→ **SELECTED TEXT**
The Newcomer’s Guide To Making A Nollywood Movie

by Tolulope Ogunlesi

Nollywood is no doubt a multimillion-dollar industry, whatever reservations anyone may have about its output. (Quality, I believe, is in the eye of the beholder). It is said to be the third largest movie industry in the world after Hollywood and Bollywood, which, for its age, is no mean achievement.

This definitely implies that there will be many people out there who desperately want to be a part of the Nollywood success story. This article is for you, and comes packaged in the ageless, energetic tradition of the D-I-Y manual.

The very first task is to select your actors. Do this even before writing the script or determining the plot. The Golden Rule of Nollywood is: The more the number of popular actors you can include, the better your sales will be. The actors/actresses don’t all have to act major roles. Most of them only need to show their faces for five to ten seconds throughout the whole movie. (You could make them walk past in supermarkets or on the streets, or act as newspaper vendors from whom the hero/heroine can buy a paper).

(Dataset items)
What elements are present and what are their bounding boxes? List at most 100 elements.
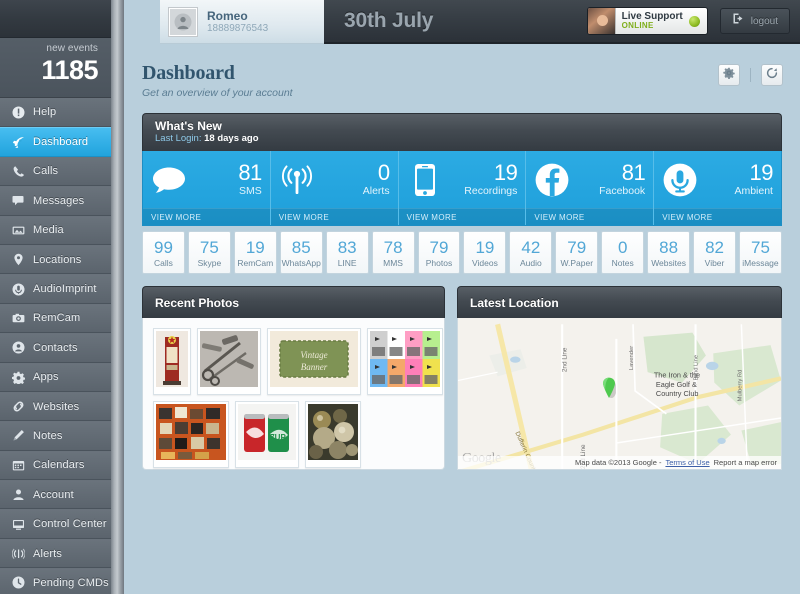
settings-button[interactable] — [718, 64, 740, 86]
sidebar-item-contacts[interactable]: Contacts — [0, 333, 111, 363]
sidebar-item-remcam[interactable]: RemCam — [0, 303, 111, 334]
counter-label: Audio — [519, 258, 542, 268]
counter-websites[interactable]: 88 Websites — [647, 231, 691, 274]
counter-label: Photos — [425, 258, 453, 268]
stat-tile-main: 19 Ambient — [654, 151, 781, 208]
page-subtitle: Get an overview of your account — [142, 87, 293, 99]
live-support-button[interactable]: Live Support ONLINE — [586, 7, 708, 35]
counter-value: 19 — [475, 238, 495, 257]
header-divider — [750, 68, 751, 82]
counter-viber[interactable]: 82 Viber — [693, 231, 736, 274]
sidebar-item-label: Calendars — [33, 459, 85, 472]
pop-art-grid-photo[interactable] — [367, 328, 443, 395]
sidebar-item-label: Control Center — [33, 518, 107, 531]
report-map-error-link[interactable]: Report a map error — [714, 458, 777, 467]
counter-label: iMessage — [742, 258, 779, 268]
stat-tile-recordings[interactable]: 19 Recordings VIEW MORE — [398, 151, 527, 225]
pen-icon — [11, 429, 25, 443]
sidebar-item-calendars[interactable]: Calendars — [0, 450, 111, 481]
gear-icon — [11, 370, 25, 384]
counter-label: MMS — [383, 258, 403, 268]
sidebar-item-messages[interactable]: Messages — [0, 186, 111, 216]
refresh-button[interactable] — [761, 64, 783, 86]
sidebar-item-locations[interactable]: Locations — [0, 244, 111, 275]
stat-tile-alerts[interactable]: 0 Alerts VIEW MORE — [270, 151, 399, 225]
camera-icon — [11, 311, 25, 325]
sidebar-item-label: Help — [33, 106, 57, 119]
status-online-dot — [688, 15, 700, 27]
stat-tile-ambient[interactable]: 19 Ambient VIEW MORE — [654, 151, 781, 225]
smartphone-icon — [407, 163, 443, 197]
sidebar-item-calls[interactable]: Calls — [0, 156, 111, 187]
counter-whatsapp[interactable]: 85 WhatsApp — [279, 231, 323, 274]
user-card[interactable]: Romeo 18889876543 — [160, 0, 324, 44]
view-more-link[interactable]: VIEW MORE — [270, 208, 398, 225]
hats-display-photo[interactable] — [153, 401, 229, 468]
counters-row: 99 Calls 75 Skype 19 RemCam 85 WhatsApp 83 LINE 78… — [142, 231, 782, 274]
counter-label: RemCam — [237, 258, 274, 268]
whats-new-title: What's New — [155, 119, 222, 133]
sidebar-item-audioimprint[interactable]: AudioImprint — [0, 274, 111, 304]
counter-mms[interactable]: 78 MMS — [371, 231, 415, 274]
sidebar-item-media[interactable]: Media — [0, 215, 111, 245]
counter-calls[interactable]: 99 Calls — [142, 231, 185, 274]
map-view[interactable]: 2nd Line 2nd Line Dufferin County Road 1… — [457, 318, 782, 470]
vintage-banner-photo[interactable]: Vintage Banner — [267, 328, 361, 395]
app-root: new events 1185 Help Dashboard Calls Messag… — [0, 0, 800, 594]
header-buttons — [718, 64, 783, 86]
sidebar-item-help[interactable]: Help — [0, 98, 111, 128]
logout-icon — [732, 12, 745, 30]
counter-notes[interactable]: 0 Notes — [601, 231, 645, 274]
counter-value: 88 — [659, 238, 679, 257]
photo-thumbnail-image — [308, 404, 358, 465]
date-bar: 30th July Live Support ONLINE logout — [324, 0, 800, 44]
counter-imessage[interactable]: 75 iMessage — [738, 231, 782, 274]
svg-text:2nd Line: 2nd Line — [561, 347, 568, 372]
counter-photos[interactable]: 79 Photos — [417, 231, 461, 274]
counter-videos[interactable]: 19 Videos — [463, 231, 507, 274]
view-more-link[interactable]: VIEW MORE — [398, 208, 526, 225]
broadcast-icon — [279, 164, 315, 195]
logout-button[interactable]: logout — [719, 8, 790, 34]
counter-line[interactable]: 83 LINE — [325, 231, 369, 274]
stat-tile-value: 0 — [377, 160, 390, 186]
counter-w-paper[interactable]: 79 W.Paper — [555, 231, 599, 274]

→ **WRITTEN EXERCISE 1**
According to the Nollywood guide, which two movie industries is Nollywood said to rank behind?
→ **WRITTEN EXERCISE 2**
Repeat the passage of the Nollywood guide between "Nollywood is no" and "no mean achievement.", inclusive.

→ **ANSWER 1**
Hollywood and Bollywood.

→ **ANSWER 2**
Nollywood is no doubt a multimillion-dollar industry, whatever reservations anyone may have about its output. (Quality, I believe, is in the eye of the beholder). It is said to be the third largest movie industry in the world after Hollywood and Bollywood, which, for its age, is no mean achievement.